*TASK DETAILS:* Copy the records below exactly, omitting any pictures they contain.

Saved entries

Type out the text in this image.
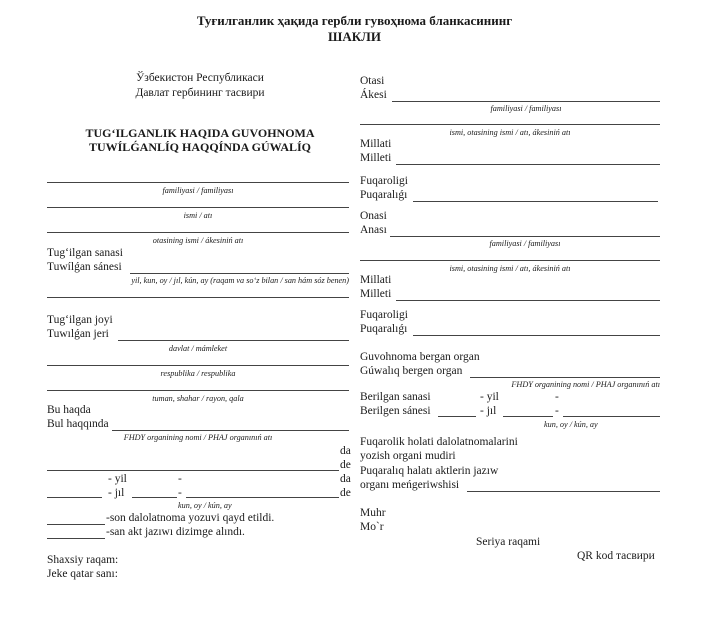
Туғилганлик ҳақида гербли гувоҳнома бланкасининг
ШАКЛИ
Ўзбекистон Республикаси
Давлат гербининг тасвири
TUG‘ILGANLIK HAQIDA GUVOHNOMA
TUWÍLǴANLÍQ HAQQÍNDA GÚWALÍQ
familiyasi / familiyası
ismi / atı
otasining ismi / ákesiniń atı
Tug‘ilgan sanasi
Tuwílǵan sánesi
yil, kun, oy / jıl, kún, ay (raqam va so‘z bilan / san hám sóz benen)
Tug‘ilgan joyi
Tuwılǵan jeri
davlat / mámleket
respublika / respublika
tuman, shahar / rayon, qala
Bu haqda
Bul haqqında
FHDY organining nomi / PHAJ organınıń atı
da
de
- yil	-	da
- jıl	-	de
kun, oy / kún, ay
-son dalolatnoma yozuvi qayd etildi.
-san akt jazıwı dizimge alındı.
Shaxsiy raqam:
Jeke qatar sanı:
Otasi
Ákesi
familiyasi / familiyası
ismi, otasining ismi / atı, ákesiniń atı
Millati
Milleti
Fuqaroligi
Puqaralıǵı
Onasi
Anası
familiyasi / familiyası
ismi, otasining ismi / atı, ákesiniń atı
Millati
Milleti
Fuqaroligi
Puqaralıǵı
Guvohnoma bergan organ
Gúwalıq bergen organ
FHDY organining nomi / PHAJ organınıń atı
Berilgan sanasi	- yil	-
Berilgen sánesi	- jıl	-
kun, oy / kún, ay
Fuqarolik holati dalolatnomalarini
yozish organi mudiri
Puqaralıq halatı aktlerin jazıw
organı meńgeriwshisi
Muhr
Mo`r
Seriya raqami
QR kod тасвири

*EXPECTED ANSWER:*
Type out the text in this image.
Туғилганлик ҳақида гербли гувоҳнома бланкасининг
ШАКЛИ
Ўзбекистон Республикаси
Давлат гербининг тасвири
TUG‘ILGANLIK HAQIDA GUVOHNOMA
TUWÍLǴANLÍQ HAQQÍNDA GÚWALÍQ
familiyasi / familiyası
ismi / atı
otasining ismi / ákesiniń atı
Tug‘ilgan sanasi
Tuwílǵan sánesi
yil, kun, oy / jıl, kún, ay (raqam va so‘z bilan / san hám sóz benen)
Tug‘ilgan joyi
Tuwılǵan jeri
davlat / mámleket
respublika / respublika
tuman, shahar / rayon, qala
Bu haqda
Bul haqqında
FHDY organining nomi / PHAJ organınıń atı
da
de
- yil	-	da
- jıl	-	de
kun, oy / kún, ay
-son dalolatnoma yozuvi qayd etildi.
-san akt jazıwı dizimge alındı.
Shaxsiy raqam:
Jeke qatar sanı:
Otasi
Ákesi
familiyasi / familiyası
ismi, otasining ismi / atı, ákesiniń atı
Millati
Milleti
Fuqaroligi
Puqaralıǵı
Onasi
Anası
familiyasi / familiyası
ismi, otasining ismi / atı, ákesiniń atı
Millati
Milleti
Fuqaroligi
Puqaralıǵı
Guvohnoma bergan organ
Gúwalıq bergen organ
FHDY organining nomi / PHAJ organınıń atı
Berilgan sanasi	- yil	-
Berilgen sánesi	- jıl	-
kun, oy / kún, ay
Fuqarolik holati dalolatnomalarini
yozish organi mudiri
Puqaralıq halatı aktlerin jazıw
organı meńgeriwshisi
Muhr
Mo`r
Seriya raqami
QR kod тасвири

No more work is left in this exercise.